EXERCISE REQUIREMENTS
Render the following material again verbatim, leaving nothing out.

══ DATASET RECORDS ══

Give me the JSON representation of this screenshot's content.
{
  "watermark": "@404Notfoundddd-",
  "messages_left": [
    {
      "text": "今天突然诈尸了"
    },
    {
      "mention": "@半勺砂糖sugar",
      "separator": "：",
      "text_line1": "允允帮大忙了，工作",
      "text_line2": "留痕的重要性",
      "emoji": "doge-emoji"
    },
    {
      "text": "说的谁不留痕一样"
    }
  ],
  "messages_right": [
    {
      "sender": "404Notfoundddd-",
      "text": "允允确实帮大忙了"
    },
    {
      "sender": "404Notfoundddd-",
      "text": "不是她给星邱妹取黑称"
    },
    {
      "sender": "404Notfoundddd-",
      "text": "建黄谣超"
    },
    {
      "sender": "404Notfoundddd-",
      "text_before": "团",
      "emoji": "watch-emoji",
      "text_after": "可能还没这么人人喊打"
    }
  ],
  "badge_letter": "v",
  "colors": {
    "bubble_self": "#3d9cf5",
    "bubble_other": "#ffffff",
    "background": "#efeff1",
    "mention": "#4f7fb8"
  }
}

═══

RESULT BELOW
Give me the JSON representation of this screenshot's content.
{
  "watermark": "@404Notfoundddd-",
  "messages_left": [
    {
      "text": "今天突然诈尸了"
    },
    {
      "mention": "@半勺砂糖sugar",
      "separator": "：",
      "text_line1": "允允帮大忙了，工作",
      "text_line2": "留痕的重要性",
      "emoji": "doge-emoji"
    },
    {
      "text": "说的谁不留痕一样"
    }
  ],
  "messages_right": [
    {
      "sender": "404Notfoundddd-",
      "text": "允允确实帮大忙了"
    },
    {
      "sender": "404Notfoundddd-",
      "text": "不是她给星邱妹取黑称"
    },
    {
      "sender": "404Notfoundddd-",
      "text": "建黄谣超"
    },
    {
      "sender": "404Notfoundddd-",
      "text_before": "团",
      "emoji": "watch-emoji",
      "text_after": "可能还没这么人人喊打"
    }
  ],
  "badge_letter": "v",
  "colors": {
    "bubble_self": "#3d9cf5",
    "bubble_other": "#ffffff",
    "background": "#efeff1",
    "mention": "#4f7fb8"
  }
}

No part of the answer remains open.